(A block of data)
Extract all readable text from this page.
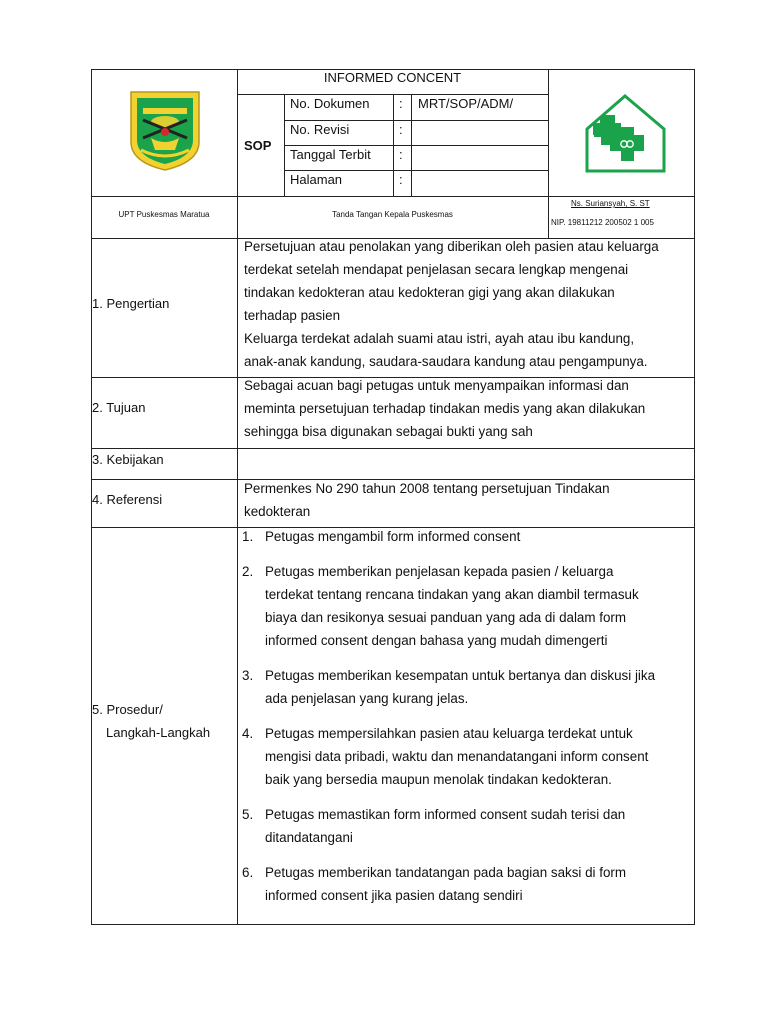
INFORMED CONCENT
SOP
No. Dokumen : MRT/SOP/ADM/
No. Revisi	:
Tanggal Terbit :
Halaman	:
UPT Puskesmas Maratua	Tanda Tangan Kepala Puskesmas
Ns. Suriansyah, S. ST
NIP. 19811212 200502 1 005
1. Pengertian
Persetujuan atau penolakan yang diberikan oleh pasien atau keluarga
terdekat setelah mendapat penjelasan secara lengkap mengenai
tindakan kedokteran atau kedokteran gigi yang akan dilakukan
terhadap pasien
Keluarga terdekat adalah suami atau istri, ayah atau ibu kandung,
anak-anak kandung, saudara-saudara kandung atau pengampunya.
2. Tujuan
Sebagai acuan bagi petugas untuk menyampaikan informasi dan
meminta persetujuan terhadap tindakan medis yang akan dilakukan
sehingga bisa digunakan sebagai bukti yang sah
3. Kebijakan
4. Referensi
Permenkes No 290 tahun 2008 tentang persetujuan Tindakan
kedokteran
5. Prosedur/
Langkah-Langkah
1. Petugas mengambil form informed consent
2. Petugas memberikan penjelasan kepada pasien / keluarga
terdekat tentang rencana tindakan yang akan diambil termasuk
biaya dan resikonya sesuai panduan yang ada di dalam form
informed consent dengan bahasa yang mudah dimengerti
3. Petugas memberikan kesempatan untuk bertanya dan diskusi jika
ada penjelasan yang kurang jelas.
4. Petugas mempersilahkan pasien atau keluarga terdekat untuk
mengisi data pribadi, waktu dan menandatangani inform consent
baik yang bersedia maupun menolak tindakan kedokteran.
5. Petugas memastikan form informed consent sudah terisi dan
ditandatangani
6. Petugas memberikan tandatangan pada bagian saksi di form
informed consent jika pasien datang sendiri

Objective: Reproduce the data above in full, exactly as it is, with the pictures left out.

Output for this task:
Extract all readable text from this page.
INFORMED CONCENT
SOP
No. Dokumen : MRT/SOP/ADM/
No. Revisi	:
Tanggal Terbit :
Halaman	:
UPT Puskesmas Maratua	Tanda Tangan Kepala Puskesmas
Ns. Suriansyah, S. ST
NIP. 19811212 200502 1 005
1. Pengertian
Persetujuan atau penolakan yang diberikan oleh pasien atau keluarga
terdekat setelah mendapat penjelasan secara lengkap mengenai
tindakan kedokteran atau kedokteran gigi yang akan dilakukan
terhadap pasien
Keluarga terdekat adalah suami atau istri, ayah atau ibu kandung,
anak-anak kandung, saudara-saudara kandung atau pengampunya.
2. Tujuan
Sebagai acuan bagi petugas untuk menyampaikan informasi dan
meminta persetujuan terhadap tindakan medis yang akan dilakukan
sehingga bisa digunakan sebagai bukti yang sah
3. Kebijakan
4. Referensi
Permenkes No 290 tahun 2008 tentang persetujuan Tindakan
kedokteran
5. Prosedur/
Langkah-Langkah
1. Petugas mengambil form informed consent
2. Petugas memberikan penjelasan kepada pasien / keluarga
terdekat tentang rencana tindakan yang akan diambil termasuk
biaya dan resikonya sesuai panduan yang ada di dalam form
informed consent dengan bahasa yang mudah dimengerti
3. Petugas memberikan kesempatan untuk bertanya dan diskusi jika
ada penjelasan yang kurang jelas.
4. Petugas mempersilahkan pasien atau keluarga terdekat untuk
mengisi data pribadi, waktu dan menandatangani inform consent
baik yang bersedia maupun menolak tindakan kedokteran.
5. Petugas memastikan form informed consent sudah terisi dan
ditandatangani
6. Petugas memberikan tandatangan pada bagian saksi di form
informed consent jika pasien datang sendiri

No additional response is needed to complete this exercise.